List every line in this data where the string "Gender" occurs.

### EXTRACTED INFORMATION

┏━━

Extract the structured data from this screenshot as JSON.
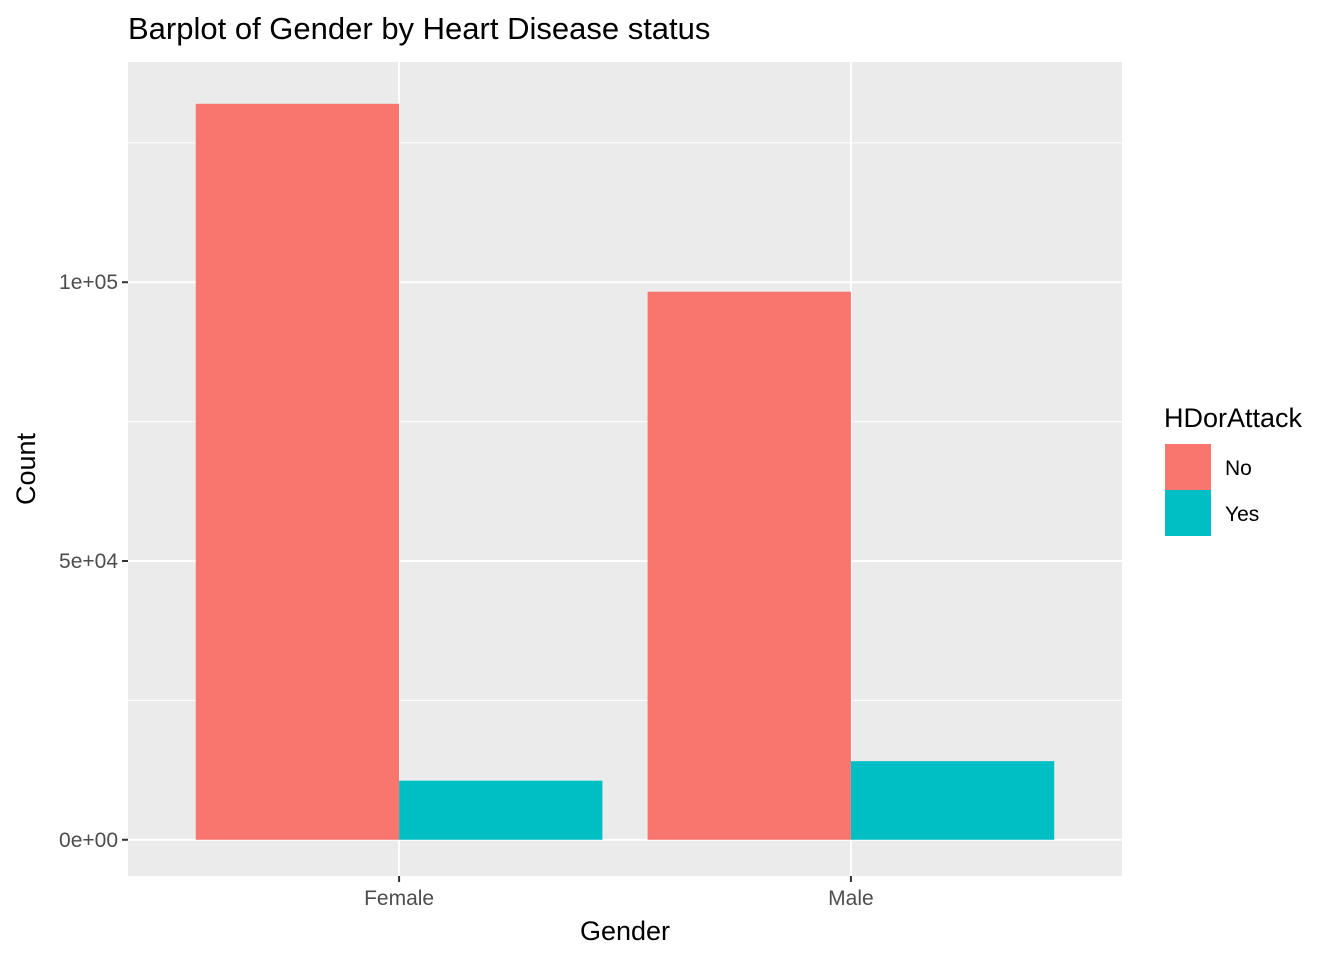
{
  "chart_data": {
    "type": "bar",
    "title": "Barplot of Gender by Heart Disease status",
    "xlabel": "Gender",
    "ylabel": "Count",
    "categories": [
      "Female",
      "Male"
    ],
    "series": [
      {
        "name": "No",
        "color": "#F8766D",
        "values": [
          132000,
          98300
        ]
      },
      {
        "name": "Yes",
        "color": "#00BFC4",
        "values": [
          10600,
          14100
        ]
      }
    ],
    "ylim": [
      -6500,
      139500
    ],
    "y_ticks": [
      {
        "value": 0,
        "label": "0e+00"
      },
      {
        "value": 50000,
        "label": "5e+04"
      },
      {
        "value": 100000,
        "label": "1e+05"
      }
    ],
    "y_minor_ticks": [
      25000,
      75000,
      125000
    ],
    "legend": {
      "title": "HDorAttack",
      "position": "right"
    },
    "grid": true,
    "panel_background": "#EBEBEB"
  }
}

┗━━

### ANSWER
    "title": "Barplot of Gender by Heart Disease status",
    "xlabel": "Gender",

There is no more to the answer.